EXTRACTED DATA =>
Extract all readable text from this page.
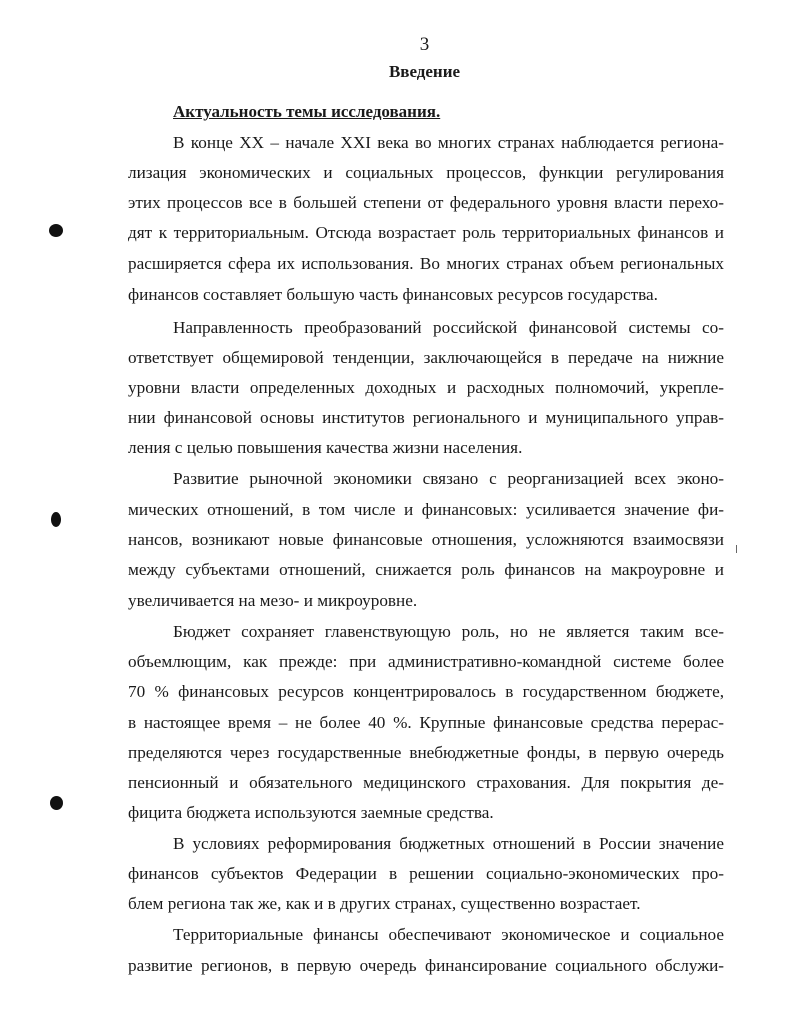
3
Введение
Актуальность темы исследования.
В конце XX – начале XXI века во многих странах наблюдается регионa-
лизация экономических и социальных процессов, функции регулирования
этих процессов все в большей степени от федерального уровня власти перехо-
дят к территориальным. Отсюда возрастает роль территориальных финансов и
расширяется сфера их использования. Во многих странах объем региональных
финансов составляет большую часть финансовых ресурсов государства.
Направленность преобразований российской финансовой системы со-
ответствует общемировой тенденции, заключающейся в передаче на нижние
уровни власти определенных доходных и расходных полномочий, укрепле-
нии финансовой основы институтов регионального и муниципального управ-
ления с целью повышения качества жизни населения.
Развитие рыночной экономики связано с реорганизацией всех эконо-
мических отношений, в том числе и финансовых: усиливается значение фи-
нансов, возникают новые финансовые отношения, усложняются взаимосвязи
между субъектами отношений, снижается роль финансов на макроуровне и
увеличивается на мезо- и микроуровне.
Бюджет сохраняет главенствующую роль, но не является таким все-
объемлющим, как прежде: при административно-командной системе более
70 % финансовых ресурсов концентрировалось в государственном бюджете,
в настоящее время – не более 40 %. Крупные финансовые средства перерас-
пределяются через государственные внебюджетные фонды, в первую очередь
пенсионный и обязательного медицинского страхования. Для покрытия де-
фицита бюджета используются заемные средства.
В условиях реформирования бюджетных отношений в России значение
финансов субъектов Федерации в решении социально-экономических про-
блем региона так же, как и в других странах, существенно возрастает.
Территориальные финансы обеспечивают экономическое и социальное
развитие регионов, в первую очередь финансирование социального обслужи-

WHAT YOU HAVE TO DO =>
Report every line containing the word "ресурсов" from the listing above.

THE ANSWER =>
финансов составляет большую часть финансовых ресурсов государства.
70 % финансовых ресурсов концентрировалось в государственном бюджете,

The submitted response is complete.